>> begin

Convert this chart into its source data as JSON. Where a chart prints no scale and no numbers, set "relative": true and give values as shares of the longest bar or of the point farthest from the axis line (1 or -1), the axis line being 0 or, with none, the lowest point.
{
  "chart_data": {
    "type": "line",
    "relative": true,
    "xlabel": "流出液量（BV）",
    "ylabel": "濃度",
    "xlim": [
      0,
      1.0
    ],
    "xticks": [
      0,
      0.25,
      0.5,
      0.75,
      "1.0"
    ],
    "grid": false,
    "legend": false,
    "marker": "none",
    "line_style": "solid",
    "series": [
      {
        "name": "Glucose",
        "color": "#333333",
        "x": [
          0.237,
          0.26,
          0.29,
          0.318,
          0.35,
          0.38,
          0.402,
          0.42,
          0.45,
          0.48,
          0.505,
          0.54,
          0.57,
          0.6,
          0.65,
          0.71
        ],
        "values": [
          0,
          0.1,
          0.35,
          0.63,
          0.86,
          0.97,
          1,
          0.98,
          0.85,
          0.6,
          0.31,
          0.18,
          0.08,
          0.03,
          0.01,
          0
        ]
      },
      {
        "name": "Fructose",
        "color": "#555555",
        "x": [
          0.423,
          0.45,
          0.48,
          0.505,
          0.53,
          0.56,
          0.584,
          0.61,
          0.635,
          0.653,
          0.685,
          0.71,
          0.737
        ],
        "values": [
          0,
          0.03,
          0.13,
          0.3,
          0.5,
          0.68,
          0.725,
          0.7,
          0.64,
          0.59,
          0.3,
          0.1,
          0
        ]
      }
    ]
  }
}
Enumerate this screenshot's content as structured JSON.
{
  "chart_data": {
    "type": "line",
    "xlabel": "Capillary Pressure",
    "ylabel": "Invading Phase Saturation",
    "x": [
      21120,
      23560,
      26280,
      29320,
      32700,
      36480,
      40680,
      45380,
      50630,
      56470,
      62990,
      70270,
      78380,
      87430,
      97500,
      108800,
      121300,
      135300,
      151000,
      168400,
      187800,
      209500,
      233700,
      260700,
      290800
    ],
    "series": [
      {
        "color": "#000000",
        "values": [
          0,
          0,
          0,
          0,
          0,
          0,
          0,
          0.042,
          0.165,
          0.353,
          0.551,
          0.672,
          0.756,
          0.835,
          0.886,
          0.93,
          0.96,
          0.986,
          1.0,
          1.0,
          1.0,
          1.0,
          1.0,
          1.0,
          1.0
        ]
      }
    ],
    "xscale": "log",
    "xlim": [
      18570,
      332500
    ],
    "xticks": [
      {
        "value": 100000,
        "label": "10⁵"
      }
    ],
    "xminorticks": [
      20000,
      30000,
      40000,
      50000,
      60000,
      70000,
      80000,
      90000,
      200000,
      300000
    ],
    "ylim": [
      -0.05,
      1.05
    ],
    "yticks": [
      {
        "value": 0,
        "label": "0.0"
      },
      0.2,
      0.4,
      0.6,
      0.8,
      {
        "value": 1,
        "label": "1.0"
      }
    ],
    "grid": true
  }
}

>> end

> **DIRECTION**: Retype the whole listing above exactly.

> **RESULT**:
Convert this chart into its source data as JSON. Where a chart prints no scale and no numbers, set "relative": true and give values as shares of the longest bar or of the point farthest from the axis line (1 or -1), the axis line being 0 or, with none, the lowest point.
{
  "chart_data": {
    "type": "line",
    "relative": true,
    "xlabel": "流出液量（BV）",
    "ylabel": "濃度",
    "xlim": [
      0,
      1.0
    ],
    "xticks": [
      0,
      0.25,
      0.5,
      0.75,
      "1.0"
    ],
    "grid": false,
    "legend": false,
    "marker": "none",
    "line_style": "solid",
    "series": [
      {
        "name": "Glucose",
        "color": "#333333",
        "x": [
          0.237,
          0.26,
          0.29,
          0.318,
          0.35,
          0.38,
          0.402,
          0.42,
          0.45,
          0.48,
          0.505,
          0.54,
          0.57,
          0.6,
          0.65,
          0.71
        ],
        "values": [
          0,
          0.1,
          0.35,
          0.63,
          0.86,
          0.97,
          1,
          0.98,
          0.85,
          0.6,
          0.31,
          0.18,
          0.08,
          0.03,
          0.01,
          0
        ]
      },
      {
        "name": "Fructose",
        "color": "#555555",
        "x": [
          0.423,
          0.45,
          0.48,
          0.505,
          0.53,
          0.56,
          0.584,
          0.61,
          0.635,
          0.653,
          0.685,
          0.71,
          0.737
        ],
        "values": [
          0,
          0.03,
          0.13,
          0.3,
          0.5,
          0.68,
          0.725,
          0.7,
          0.64,
          0.59,
          0.3,
          0.1,
          0
        ]
      }
    ]
  }
}
Enumerate this screenshot's content as structured JSON.
{
  "chart_data": {
    "type": "line",
    "xlabel": "Capillary Pressure",
    "ylabel": "Invading Phase Saturation",
    "x": [
      21120,
      23560,
      26280,
      29320,
      32700,
      36480,
      40680,
      45380,
      50630,
      56470,
      62990,
      70270,
      78380,
      87430,
      97500,
      108800,
      121300,
      135300,
      151000,
      168400,
      187800,
      209500,
      233700,
      260700,
      290800
    ],
    "series": [
      {
        "color": "#000000",
        "values": [
          0,
          0,
          0,
          0,
          0,
          0,
          0,
          0.042,
          0.165,
          0.353,
          0.551,
          0.672,
          0.756,
          0.835,
          0.886,
          0.93,
          0.96,
          0.986,
          1.0,
          1.0,
          1.0,
          1.0,
          1.0,
          1.0,
          1.0
        ]
      }
    ],
    "xscale": "log",
    "xlim": [
      18570,
      332500
    ],
    "xticks": [
      {
        "value": 100000,
        "label": "10⁵"
      }
    ],
    "xminorticks": [
      20000,
      30000,
      40000,
      50000,
      60000,
      70000,
      80000,
      90000,
      200000,
      300000
    ],
    "ylim": [
      -0.05,
      1.05
    ],
    "yticks": [
      {
        "value": 0,
        "label": "0.0"
      },
      0.2,
      0.4,
      0.6,
      0.8,
      {
        "value": 1,
        "label": "1.0"
      }
    ],
    "grid": true
  }
}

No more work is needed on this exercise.